Leave out the images; return the rest of the data exactly.

• [DATA LISTING]:

-- -- --

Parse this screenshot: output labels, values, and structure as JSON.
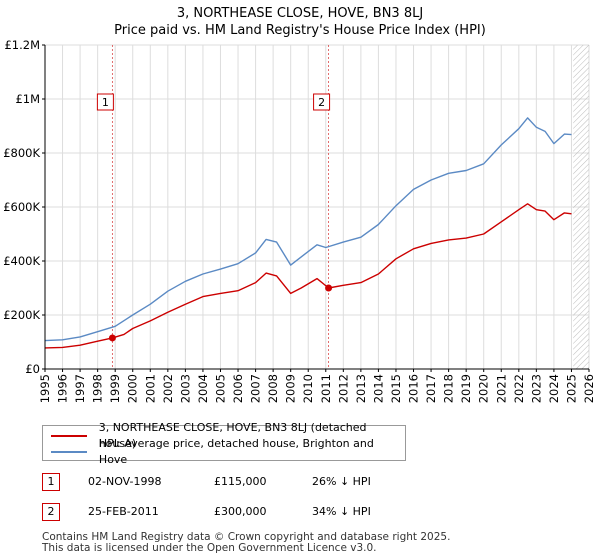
{
  "header": {
    "title_line1": "3, NORTHEASE CLOSE, HOVE, BN3 8LJ",
    "title_line2": "Price paid vs. HM Land Registry's House Price Index (HPI)"
  },
  "colors": {
    "property": "#cc0000",
    "hpi": "#5b8ac4",
    "grid": "#dddddd",
    "future_hatch": "#bbbbbb"
  },
  "chart_data": {
    "type": "line",
    "xlim": [
      1995,
      2026
    ],
    "ylim": [
      0,
      1200000
    ],
    "x_ticks": [
      "1995",
      "1996",
      "1997",
      "1998",
      "1999",
      "2000",
      "2001",
      "2002",
      "2003",
      "2004",
      "2005",
      "2006",
      "2007",
      "2008",
      "2009",
      "2010",
      "2011",
      "2012",
      "2013",
      "2014",
      "2015",
      "2016",
      "2017",
      "2018",
      "2019",
      "2020",
      "2021",
      "2022",
      "2023",
      "2024",
      "2025",
      "2026"
    ],
    "y_ticks": [
      {
        "value": 0,
        "label": "£0"
      },
      {
        "value": 200000,
        "label": "£200K"
      },
      {
        "value": 400000,
        "label": "£400K"
      },
      {
        "value": 600000,
        "label": "£600K"
      },
      {
        "value": 800000,
        "label": "£800K"
      },
      {
        "value": 1000000,
        "label": "£1M"
      },
      {
        "value": 1200000,
        "label": "£1.2M"
      }
    ],
    "future_from": 2025.1,
    "series": [
      {
        "name": "3, NORTHEASE CLOSE, HOVE, BN3 8LJ (detached house)",
        "color": "#cc0000",
        "points": [
          [
            1995,
            78000
          ],
          [
            1996,
            80000
          ],
          [
            1997,
            88000
          ],
          [
            1998,
            103000
          ],
          [
            1998.84,
            115000
          ],
          [
            1999.5,
            128000
          ],
          [
            2000,
            150000
          ],
          [
            2001,
            178000
          ],
          [
            2002,
            210000
          ],
          [
            2003,
            240000
          ],
          [
            2004,
            268000
          ],
          [
            2005,
            280000
          ],
          [
            2006,
            290000
          ],
          [
            2007,
            320000
          ],
          [
            2007.6,
            355000
          ],
          [
            2008.2,
            345000
          ],
          [
            2009,
            280000
          ],
          [
            2009.6,
            300000
          ],
          [
            2010.5,
            335000
          ],
          [
            2011.16,
            300000
          ],
          [
            2012,
            310000
          ],
          [
            2013,
            320000
          ],
          [
            2014,
            352000
          ],
          [
            2015,
            408000
          ],
          [
            2016,
            445000
          ],
          [
            2017,
            465000
          ],
          [
            2018,
            478000
          ],
          [
            2019,
            485000
          ],
          [
            2020,
            500000
          ],
          [
            2021,
            545000
          ],
          [
            2022,
            590000
          ],
          [
            2022.5,
            612000
          ],
          [
            2023,
            590000
          ],
          [
            2023.5,
            585000
          ],
          [
            2024,
            553000
          ],
          [
            2024.6,
            578000
          ],
          [
            2025,
            575000
          ]
        ]
      },
      {
        "name": "HPI: Average price, detached house, Brighton and Hove",
        "color": "#5b8ac4",
        "points": [
          [
            1995,
            105000
          ],
          [
            1996,
            108000
          ],
          [
            1997,
            119000
          ],
          [
            1998,
            138000
          ],
          [
            1999,
            158000
          ],
          [
            2000,
            200000
          ],
          [
            2001,
            240000
          ],
          [
            2002,
            288000
          ],
          [
            2003,
            325000
          ],
          [
            2004,
            352000
          ],
          [
            2005,
            370000
          ],
          [
            2006,
            390000
          ],
          [
            2007,
            430000
          ],
          [
            2007.6,
            480000
          ],
          [
            2008.2,
            470000
          ],
          [
            2009,
            385000
          ],
          [
            2009.6,
            415000
          ],
          [
            2010.5,
            460000
          ],
          [
            2011,
            450000
          ],
          [
            2012,
            470000
          ],
          [
            2013,
            488000
          ],
          [
            2014,
            535000
          ],
          [
            2015,
            605000
          ],
          [
            2016,
            665000
          ],
          [
            2017,
            700000
          ],
          [
            2018,
            725000
          ],
          [
            2019,
            735000
          ],
          [
            2020,
            760000
          ],
          [
            2021,
            830000
          ],
          [
            2022,
            890000
          ],
          [
            2022.5,
            930000
          ],
          [
            2023,
            895000
          ],
          [
            2023.5,
            880000
          ],
          [
            2024,
            835000
          ],
          [
            2024.6,
            870000
          ],
          [
            2025,
            868000
          ]
        ]
      }
    ],
    "sales": [
      {
        "label": "1",
        "x": 1998.84,
        "y": 115000
      },
      {
        "label": "2",
        "x": 2011.16,
        "y": 300000
      }
    ]
  },
  "legend": {
    "property_label": "3, NORTHEASE CLOSE, HOVE, BN3 8LJ (detached house)",
    "hpi_label": "HPI: Average price, detached house, Brighton and Hove"
  },
  "transactions": [
    {
      "label": "1",
      "date": "02-NOV-1998",
      "price": "£115,000",
      "diff": "26% ↓ HPI"
    },
    {
      "label": "2",
      "date": "25-FEB-2011",
      "price": "£300,000",
      "diff": "34% ↓ HPI"
    }
  ],
  "footer": {
    "line1": "Contains HM Land Registry data © Crown copyright and database right 2025.",
    "line2": "This data is licensed under the Open Government Licence v3.0."
  }
}
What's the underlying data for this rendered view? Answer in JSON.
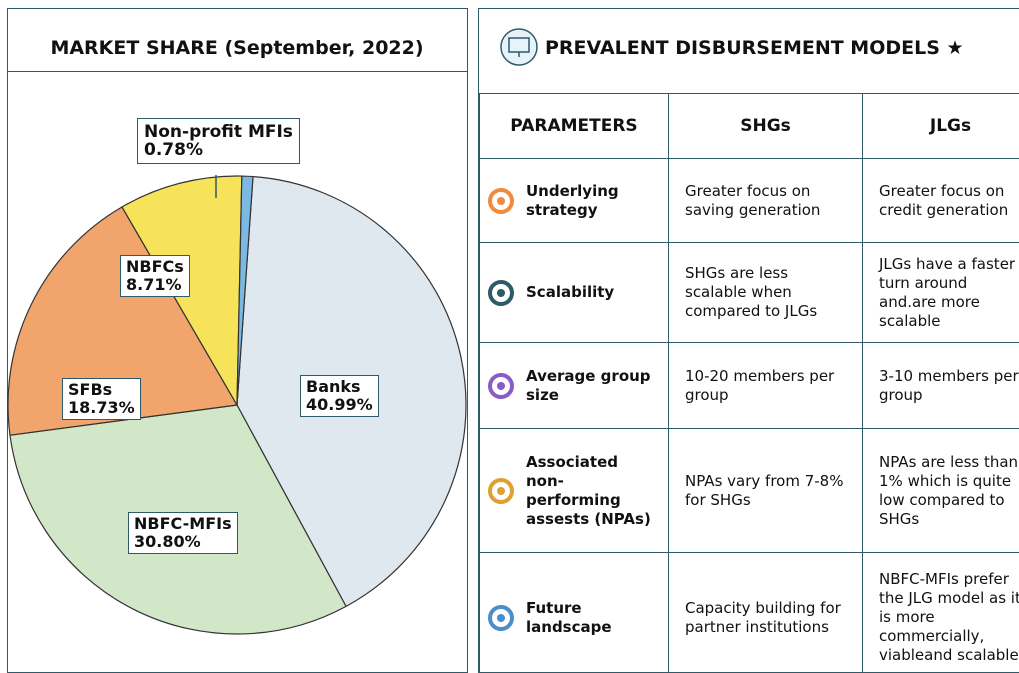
{
  "chart_data": {
    "type": "pie",
    "title": "MARKET SHARE (September, 2022)",
    "categories": [
      "Banks",
      "NBFC-MFIs",
      "SFBs",
      "NBFCs",
      "Non-profit MFIs"
    ],
    "values": [
      40.99,
      30.8,
      18.73,
      8.71,
      0.78
    ],
    "value_labels": [
      "40.99%",
      "30.80%",
      "18.73%",
      "8.71%",
      "0.78%"
    ],
    "colors": [
      "#dfe8ee",
      "#d2e6c8",
      "#f1a46c",
      "#f6e35a",
      "#7bb9e2"
    ]
  },
  "table": {
    "title": "PREVALENT DISBURSEMENT MODELS ★",
    "header": [
      "PARAMETERS",
      "SHGs",
      "JLGs"
    ],
    "rows": [
      [
        "Underlying strategy",
        "Greater focus on saving generation",
        "Greater focus on credit generation"
      ],
      [
        "Scalability",
        "SHGs are less scalable when compared to JLGs",
        "JLGs have a faster turn around and.are more scalable"
      ],
      [
        "Average group size",
        "10-20 members per group",
        "3-10 members per group"
      ],
      [
        "Associated non-performing assests (NPAs)",
        "NPAs vary from 7-8% for SHGs",
        "NPAs are less than 1% which is quite low compared to SHGs"
      ],
      [
        "Future landscape",
        "Capacity building for partner institutions",
        "NBFC-MFIs prefer the JLG model as it is more commercially, viableand scalable"
      ]
    ]
  }
}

-- -- --

• [TASK SOLUTION]:
Parse this screenshot: output labels, values, and structure as JSON.
{
  "header": {
    "title_line1": "3, NORTHEASE CLOSE, HOVE, BN3 8LJ",
    "title_line2": "Price paid vs. HM Land Registry's House Price Index (HPI)"
  },
  "colors": {
    "property": "#cc0000",
    "hpi": "#5b8ac4",
    "grid": "#dddddd",
    "future_hatch": "#bbbbbb"
  },
  "chart_data": {
    "type": "line",
    "xlim": [
      1995,
      2026
    ],
    "ylim": [
      0,
      1200000
    ],
    "x_ticks": [
      "1995",
      "1996",
      "1997",
      "1998",
      "1999",
      "2000",
      "2001",
      "2002",
      "2003",
      "2004",
      "2005",
      "2006",
      "2007",
      "2008",
      "2009",
      "2010",
      "2011",
      "2012",
      "2013",
      "2014",
      "2015",
      "2016",
      "2017",
      "2018",
      "2019",
      "2020",
      "2021",
      "2022",
      "2023",
      "2024",
      "2025",
      "2026"
    ],
    "y_ticks": [
      {
        "value": 0,
        "label": "£0"
      },
      {
        "value": 200000,
        "label": "£200K"
      },
      {
        "value": 400000,
        "label": "£400K"
      },
      {
        "value": 600000,
        "label": "£600K"
      },
      {
        "value": 800000,
        "label": "£800K"
      },
      {
        "value": 1000000,
        "label": "£1M"
      },
      {
        "value": 1200000,
        "label": "£1.2M"
      }
    ],
    "future_from": 2025.1,
    "series": [
      {
        "name": "3, NORTHEASE CLOSE, HOVE, BN3 8LJ (detached house)",
        "color": "#cc0000",
        "points": [
          [
            1995,
            78000
          ],
          [
            1996,
            80000
          ],
          [
            1997,
            88000
          ],
          [
            1998,
            103000
          ],
          [
            1998.84,
            115000
          ],
          [
            1999.5,
            128000
          ],
          [
            2000,
            150000
          ],
          [
            2001,
            178000
          ],
          [
            2002,
            210000
          ],
          [
            2003,
            240000
          ],
          [
            2004,
            268000
          ],
          [
            2005,
            280000
          ],
          [
            2006,
            290000
          ],
          [
            2007,
            320000
          ],
          [
            2007.6,
            355000
          ],
          [
            2008.2,
            345000
          ],
          [
            2009,
            280000
          ],
          [
            2009.6,
            300000
          ],
          [
            2010.5,
            335000
          ],
          [
            2011.16,
            300000
          ],
          [
            2012,
            310000
          ],
          [
            2013,
            320000
          ],
          [
            2014,
            352000
          ],
          [
            2015,
            408000
          ],
          [
            2016,
            445000
          ],
          [
            2017,
            465000
          ],
          [
            2018,
            478000
          ],
          [
            2019,
            485000
          ],
          [
            2020,
            500000
          ],
          [
            2021,
            545000
          ],
          [
            2022,
            590000
          ],
          [
            2022.5,
            612000
          ],
          [
            2023,
            590000
          ],
          [
            2023.5,
            585000
          ],
          [
            2024,
            553000
          ],
          [
            2024.6,
            578000
          ],
          [
            2025,
            575000
          ]
        ]
      },
      {
        "name": "HPI: Average price, detached house, Brighton and Hove",
        "color": "#5b8ac4",
        "points": [
          [
            1995,
            105000
          ],
          [
            1996,
            108000
          ],
          [
            1997,
            119000
          ],
          [
            1998,
            138000
          ],
          [
            1999,
            158000
          ],
          [
            2000,
            200000
          ],
          [
            2001,
            240000
          ],
          [
            2002,
            288000
          ],
          [
            2003,
            325000
          ],
          [
            2004,
            352000
          ],
          [
            2005,
            370000
          ],
          [
            2006,
            390000
          ],
          [
            2007,
            430000
          ],
          [
            2007.6,
            480000
          ],
          [
            2008.2,
            470000
          ],
          [
            2009,
            385000
          ],
          [
            2009.6,
            415000
          ],
          [
            2010.5,
            460000
          ],
          [
            2011,
            450000
          ],
          [
            2012,
            470000
          ],
          [
            2013,
            488000
          ],
          [
            2014,
            535000
          ],
          [
            2015,
            605000
          ],
          [
            2016,
            665000
          ],
          [
            2017,
            700000
          ],
          [
            2018,
            725000
          ],
          [
            2019,
            735000
          ],
          [
            2020,
            760000
          ],
          [
            2021,
            830000
          ],
          [
            2022,
            890000
          ],
          [
            2022.5,
            930000
          ],
          [
            2023,
            895000
          ],
          [
            2023.5,
            880000
          ],
          [
            2024,
            835000
          ],
          [
            2024.6,
            870000
          ],
          [
            2025,
            868000
          ]
        ]
      }
    ],
    "sales": [
      {
        "label": "1",
        "x": 1998.84,
        "y": 115000
      },
      {
        "label": "2",
        "x": 2011.16,
        "y": 300000
      }
    ]
  },
  "legend": {
    "property_label": "3, NORTHEASE CLOSE, HOVE, BN3 8LJ (detached house)",
    "hpi_label": "HPI: Average price, detached house, Brighton and Hove"
  },
  "transactions": [
    {
      "label": "1",
      "date": "02-NOV-1998",
      "price": "£115,000",
      "diff": "26% ↓ HPI"
    },
    {
      "label": "2",
      "date": "25-FEB-2011",
      "price": "£300,000",
      "diff": "34% ↓ HPI"
    }
  ],
  "footer": {
    "line1": "Contains HM Land Registry data © Crown copyright and database right 2025.",
    "line2": "This data is licensed under the Open Government Licence v3.0."
  }
}
What's the underlying data for this rendered view? Answer in JSON.
{
  "chart_data": {
    "type": "pie",
    "title": "MARKET SHARE (September, 2022)",
    "categories": [
      "Banks",
      "NBFC-MFIs",
      "SFBs",
      "NBFCs",
      "Non-profit MFIs"
    ],
    "values": [
      40.99,
      30.8,
      18.73,
      8.71,
      0.78
    ],
    "value_labels": [
      "40.99%",
      "30.80%",
      "18.73%",
      "8.71%",
      "0.78%"
    ],
    "colors": [
      "#dfe8ee",
      "#d2e6c8",
      "#f1a46c",
      "#f6e35a",
      "#7bb9e2"
    ]
  },
  "table": {
    "title": "PREVALENT DISBURSEMENT MODELS ★",
    "header": [
      "PARAMETERS",
      "SHGs",
      "JLGs"
    ],
    "rows": [
      [
        "Underlying strategy",
        "Greater focus on saving generation",
        "Greater focus on credit generation"
      ],
      [
        "Scalability",
        "SHGs are less scalable when compared to JLGs",
        "JLGs have a faster turn around and.are more scalable"
      ],
      [
        "Average group size",
        "10-20 members per group",
        "3-10 members per group"
      ],
      [
        "Associated non-performing assests (NPAs)",
        "NPAs vary from 7-8% for SHGs",
        "NPAs are less than 1% which is quite low compared to SHGs"
      ],
      [
        "Future landscape",
        "Capacity building for partner institutions",
        "NBFC-MFIs prefer the JLG model as it is more commercially, viableand scalable"
      ]
    ]
  }
}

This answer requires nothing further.